*Goal:* Identify all lines in the data containing the string "resize". Copy them out.

[Stored records]
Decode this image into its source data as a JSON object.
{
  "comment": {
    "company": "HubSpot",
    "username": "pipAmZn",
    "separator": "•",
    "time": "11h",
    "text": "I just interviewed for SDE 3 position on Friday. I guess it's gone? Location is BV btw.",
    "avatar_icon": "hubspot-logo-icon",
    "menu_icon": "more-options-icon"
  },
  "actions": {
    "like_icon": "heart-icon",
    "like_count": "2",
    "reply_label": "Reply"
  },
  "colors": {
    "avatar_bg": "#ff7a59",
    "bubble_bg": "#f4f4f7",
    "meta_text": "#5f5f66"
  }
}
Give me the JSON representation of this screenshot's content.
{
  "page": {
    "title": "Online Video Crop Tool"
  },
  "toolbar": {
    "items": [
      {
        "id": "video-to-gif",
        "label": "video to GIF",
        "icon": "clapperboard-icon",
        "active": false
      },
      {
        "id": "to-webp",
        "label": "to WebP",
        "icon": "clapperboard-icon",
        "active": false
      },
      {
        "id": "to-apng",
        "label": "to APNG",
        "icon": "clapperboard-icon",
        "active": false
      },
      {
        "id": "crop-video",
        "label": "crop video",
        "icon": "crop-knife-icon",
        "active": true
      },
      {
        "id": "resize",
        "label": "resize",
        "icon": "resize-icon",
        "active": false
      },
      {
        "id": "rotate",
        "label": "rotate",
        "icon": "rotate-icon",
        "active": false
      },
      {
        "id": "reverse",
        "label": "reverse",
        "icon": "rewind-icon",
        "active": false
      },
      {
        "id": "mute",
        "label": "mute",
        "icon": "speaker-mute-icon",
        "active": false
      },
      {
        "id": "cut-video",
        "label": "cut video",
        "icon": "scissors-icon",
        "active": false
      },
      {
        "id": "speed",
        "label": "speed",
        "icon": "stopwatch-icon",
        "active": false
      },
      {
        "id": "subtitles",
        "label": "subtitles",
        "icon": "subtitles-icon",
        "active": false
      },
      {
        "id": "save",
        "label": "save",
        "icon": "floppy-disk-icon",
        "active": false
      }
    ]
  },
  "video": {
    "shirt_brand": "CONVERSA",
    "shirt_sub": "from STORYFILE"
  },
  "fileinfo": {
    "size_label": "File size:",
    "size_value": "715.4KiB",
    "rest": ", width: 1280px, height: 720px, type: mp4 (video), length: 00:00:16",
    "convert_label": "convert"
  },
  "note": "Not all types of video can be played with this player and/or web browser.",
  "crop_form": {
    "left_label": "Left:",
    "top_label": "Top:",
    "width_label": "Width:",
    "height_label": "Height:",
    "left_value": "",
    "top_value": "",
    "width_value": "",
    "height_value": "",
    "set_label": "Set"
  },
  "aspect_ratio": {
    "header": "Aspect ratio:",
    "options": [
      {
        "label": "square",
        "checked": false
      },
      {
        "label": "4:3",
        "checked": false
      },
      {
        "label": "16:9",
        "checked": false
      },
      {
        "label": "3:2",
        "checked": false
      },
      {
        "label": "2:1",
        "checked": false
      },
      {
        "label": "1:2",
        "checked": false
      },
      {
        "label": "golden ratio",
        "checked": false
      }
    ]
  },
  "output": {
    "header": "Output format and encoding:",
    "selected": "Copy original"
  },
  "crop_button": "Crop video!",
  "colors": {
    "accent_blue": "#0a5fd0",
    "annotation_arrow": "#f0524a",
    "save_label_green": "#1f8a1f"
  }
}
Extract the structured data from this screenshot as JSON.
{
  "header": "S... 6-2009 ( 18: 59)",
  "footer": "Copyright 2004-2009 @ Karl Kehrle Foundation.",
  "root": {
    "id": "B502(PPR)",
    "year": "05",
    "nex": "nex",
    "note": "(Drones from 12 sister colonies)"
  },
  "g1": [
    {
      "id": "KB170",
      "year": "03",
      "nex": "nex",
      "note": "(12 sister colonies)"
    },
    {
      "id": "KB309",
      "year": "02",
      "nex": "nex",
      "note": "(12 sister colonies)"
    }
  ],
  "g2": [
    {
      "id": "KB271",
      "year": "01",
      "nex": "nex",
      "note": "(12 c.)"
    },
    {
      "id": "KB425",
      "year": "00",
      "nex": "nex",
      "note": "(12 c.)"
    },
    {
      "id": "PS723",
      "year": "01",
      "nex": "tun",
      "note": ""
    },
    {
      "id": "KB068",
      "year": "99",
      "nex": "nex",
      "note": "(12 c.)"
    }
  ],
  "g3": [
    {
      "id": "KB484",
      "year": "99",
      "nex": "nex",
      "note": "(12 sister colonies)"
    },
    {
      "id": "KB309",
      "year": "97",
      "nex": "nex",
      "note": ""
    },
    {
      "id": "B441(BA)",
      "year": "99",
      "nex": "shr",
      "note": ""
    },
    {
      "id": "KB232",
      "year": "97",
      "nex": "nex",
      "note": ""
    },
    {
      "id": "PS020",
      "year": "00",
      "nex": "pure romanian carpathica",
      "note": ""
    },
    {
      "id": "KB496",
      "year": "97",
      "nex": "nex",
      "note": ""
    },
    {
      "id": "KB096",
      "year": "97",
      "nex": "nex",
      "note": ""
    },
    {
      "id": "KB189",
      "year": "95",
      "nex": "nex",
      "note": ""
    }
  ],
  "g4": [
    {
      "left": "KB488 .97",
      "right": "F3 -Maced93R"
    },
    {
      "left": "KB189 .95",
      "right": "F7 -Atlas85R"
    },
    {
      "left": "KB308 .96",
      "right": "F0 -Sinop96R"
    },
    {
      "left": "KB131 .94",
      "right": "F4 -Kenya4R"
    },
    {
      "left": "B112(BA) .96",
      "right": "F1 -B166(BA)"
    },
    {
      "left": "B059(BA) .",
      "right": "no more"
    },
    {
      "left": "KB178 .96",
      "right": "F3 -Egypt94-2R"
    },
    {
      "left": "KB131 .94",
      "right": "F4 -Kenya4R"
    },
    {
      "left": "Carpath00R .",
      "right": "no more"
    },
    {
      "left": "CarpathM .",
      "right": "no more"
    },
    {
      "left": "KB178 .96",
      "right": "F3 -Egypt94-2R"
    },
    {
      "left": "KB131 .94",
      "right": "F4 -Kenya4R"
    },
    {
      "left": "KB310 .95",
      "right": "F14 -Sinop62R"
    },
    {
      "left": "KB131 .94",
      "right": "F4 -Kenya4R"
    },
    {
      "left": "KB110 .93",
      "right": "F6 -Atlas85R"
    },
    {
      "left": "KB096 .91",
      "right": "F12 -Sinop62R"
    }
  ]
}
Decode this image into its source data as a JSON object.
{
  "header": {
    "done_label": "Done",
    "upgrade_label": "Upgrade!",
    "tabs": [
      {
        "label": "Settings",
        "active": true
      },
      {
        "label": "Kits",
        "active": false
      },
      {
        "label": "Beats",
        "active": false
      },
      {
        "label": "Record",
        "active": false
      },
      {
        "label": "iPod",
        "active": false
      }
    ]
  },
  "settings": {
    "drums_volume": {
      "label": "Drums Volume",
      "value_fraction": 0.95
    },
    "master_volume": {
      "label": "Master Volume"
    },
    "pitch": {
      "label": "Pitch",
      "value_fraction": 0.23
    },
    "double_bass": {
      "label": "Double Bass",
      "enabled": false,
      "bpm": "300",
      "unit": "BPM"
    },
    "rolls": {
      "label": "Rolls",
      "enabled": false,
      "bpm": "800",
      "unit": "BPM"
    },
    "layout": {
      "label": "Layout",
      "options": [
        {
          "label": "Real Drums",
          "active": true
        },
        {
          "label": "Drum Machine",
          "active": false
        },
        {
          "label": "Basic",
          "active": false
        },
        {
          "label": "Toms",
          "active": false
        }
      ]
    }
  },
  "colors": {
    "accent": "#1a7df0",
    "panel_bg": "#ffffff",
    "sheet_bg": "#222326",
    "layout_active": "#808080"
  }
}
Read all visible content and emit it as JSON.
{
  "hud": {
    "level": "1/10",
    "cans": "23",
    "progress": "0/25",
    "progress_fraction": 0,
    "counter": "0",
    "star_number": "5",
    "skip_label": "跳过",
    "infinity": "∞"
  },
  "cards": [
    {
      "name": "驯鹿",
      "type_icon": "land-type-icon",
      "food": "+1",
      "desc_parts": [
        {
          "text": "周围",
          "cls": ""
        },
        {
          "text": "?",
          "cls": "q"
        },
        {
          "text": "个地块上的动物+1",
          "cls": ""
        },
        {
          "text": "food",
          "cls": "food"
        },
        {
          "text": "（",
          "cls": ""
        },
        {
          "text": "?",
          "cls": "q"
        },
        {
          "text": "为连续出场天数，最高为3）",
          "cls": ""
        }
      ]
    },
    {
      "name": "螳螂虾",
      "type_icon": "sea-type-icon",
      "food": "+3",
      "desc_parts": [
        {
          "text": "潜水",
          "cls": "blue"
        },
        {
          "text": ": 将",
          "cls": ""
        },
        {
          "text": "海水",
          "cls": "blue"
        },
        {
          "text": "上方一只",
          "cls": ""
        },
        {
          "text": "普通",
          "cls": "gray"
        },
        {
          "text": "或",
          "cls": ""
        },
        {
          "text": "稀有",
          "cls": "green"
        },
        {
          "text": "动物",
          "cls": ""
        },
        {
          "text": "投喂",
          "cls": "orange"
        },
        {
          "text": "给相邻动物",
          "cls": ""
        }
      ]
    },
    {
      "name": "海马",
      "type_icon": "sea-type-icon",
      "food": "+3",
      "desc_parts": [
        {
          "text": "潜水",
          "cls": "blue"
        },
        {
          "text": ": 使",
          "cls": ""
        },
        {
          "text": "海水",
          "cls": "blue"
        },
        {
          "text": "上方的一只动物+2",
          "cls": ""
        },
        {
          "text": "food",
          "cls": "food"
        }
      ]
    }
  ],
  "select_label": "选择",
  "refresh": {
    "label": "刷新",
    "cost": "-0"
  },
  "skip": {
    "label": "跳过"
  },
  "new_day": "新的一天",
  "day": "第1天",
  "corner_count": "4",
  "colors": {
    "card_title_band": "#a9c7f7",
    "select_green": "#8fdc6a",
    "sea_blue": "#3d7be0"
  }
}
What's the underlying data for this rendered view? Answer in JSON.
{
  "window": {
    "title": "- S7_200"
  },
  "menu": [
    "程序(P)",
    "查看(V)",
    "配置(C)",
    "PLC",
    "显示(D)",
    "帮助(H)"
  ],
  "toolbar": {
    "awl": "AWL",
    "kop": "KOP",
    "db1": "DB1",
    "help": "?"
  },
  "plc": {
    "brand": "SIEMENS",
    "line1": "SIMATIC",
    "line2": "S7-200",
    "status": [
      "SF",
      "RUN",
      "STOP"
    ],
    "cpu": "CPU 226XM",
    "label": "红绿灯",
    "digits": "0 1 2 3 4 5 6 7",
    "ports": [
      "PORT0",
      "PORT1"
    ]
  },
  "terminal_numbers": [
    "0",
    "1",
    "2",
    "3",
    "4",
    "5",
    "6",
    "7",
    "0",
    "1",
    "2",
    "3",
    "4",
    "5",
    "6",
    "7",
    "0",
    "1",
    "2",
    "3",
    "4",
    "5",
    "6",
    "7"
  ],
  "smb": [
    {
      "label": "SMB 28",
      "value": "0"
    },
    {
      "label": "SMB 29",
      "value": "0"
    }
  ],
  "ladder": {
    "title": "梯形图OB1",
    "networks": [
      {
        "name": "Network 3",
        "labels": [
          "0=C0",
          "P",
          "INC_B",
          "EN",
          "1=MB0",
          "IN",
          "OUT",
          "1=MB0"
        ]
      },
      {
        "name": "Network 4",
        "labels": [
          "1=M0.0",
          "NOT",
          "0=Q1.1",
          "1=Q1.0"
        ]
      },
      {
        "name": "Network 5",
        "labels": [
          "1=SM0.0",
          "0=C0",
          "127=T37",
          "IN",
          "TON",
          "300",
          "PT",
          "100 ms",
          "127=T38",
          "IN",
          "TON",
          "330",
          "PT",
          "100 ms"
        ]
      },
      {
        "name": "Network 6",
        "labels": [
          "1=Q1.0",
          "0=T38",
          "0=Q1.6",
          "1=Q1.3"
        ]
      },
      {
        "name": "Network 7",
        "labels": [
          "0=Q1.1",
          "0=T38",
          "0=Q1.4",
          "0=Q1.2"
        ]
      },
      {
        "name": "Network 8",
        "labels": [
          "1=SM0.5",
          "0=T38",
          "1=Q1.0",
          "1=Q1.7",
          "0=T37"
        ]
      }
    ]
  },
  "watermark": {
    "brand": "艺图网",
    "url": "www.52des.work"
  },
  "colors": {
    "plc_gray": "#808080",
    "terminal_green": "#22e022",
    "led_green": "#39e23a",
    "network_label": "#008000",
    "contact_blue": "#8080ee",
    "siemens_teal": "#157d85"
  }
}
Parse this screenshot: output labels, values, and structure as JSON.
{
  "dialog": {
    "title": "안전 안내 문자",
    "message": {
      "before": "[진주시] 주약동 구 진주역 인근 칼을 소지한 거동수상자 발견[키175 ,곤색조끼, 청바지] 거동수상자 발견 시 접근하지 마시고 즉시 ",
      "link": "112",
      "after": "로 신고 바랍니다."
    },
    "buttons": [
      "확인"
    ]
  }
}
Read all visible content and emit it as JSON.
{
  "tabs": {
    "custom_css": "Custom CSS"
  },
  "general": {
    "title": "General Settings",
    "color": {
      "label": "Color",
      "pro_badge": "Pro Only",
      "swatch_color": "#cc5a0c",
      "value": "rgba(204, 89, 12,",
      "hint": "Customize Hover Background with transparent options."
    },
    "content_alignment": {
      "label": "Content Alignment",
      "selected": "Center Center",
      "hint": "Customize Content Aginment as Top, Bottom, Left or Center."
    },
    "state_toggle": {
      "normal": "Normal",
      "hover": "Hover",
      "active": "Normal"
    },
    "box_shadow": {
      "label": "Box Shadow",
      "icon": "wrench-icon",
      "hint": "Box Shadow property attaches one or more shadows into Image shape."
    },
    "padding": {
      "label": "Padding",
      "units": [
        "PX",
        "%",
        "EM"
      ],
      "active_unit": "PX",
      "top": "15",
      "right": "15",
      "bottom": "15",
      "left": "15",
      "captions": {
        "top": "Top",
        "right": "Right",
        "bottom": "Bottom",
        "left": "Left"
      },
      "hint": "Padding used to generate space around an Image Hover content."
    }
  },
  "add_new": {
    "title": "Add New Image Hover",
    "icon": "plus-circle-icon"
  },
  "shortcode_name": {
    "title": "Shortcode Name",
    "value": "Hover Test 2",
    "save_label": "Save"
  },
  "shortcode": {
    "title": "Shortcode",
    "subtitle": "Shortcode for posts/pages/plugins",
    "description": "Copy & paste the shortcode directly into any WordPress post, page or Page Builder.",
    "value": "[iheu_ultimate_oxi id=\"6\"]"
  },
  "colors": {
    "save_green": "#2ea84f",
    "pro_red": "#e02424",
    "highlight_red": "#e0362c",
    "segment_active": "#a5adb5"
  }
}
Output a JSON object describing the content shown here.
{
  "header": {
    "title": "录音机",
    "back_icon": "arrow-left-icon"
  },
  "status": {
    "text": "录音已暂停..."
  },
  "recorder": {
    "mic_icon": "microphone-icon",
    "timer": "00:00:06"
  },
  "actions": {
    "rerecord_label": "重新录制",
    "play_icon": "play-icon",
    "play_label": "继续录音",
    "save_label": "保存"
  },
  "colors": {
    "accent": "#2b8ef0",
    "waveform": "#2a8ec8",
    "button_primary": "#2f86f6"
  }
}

*Solution below:*
        "id": "resize",
        "label": "resize",
        "icon": "resize-icon",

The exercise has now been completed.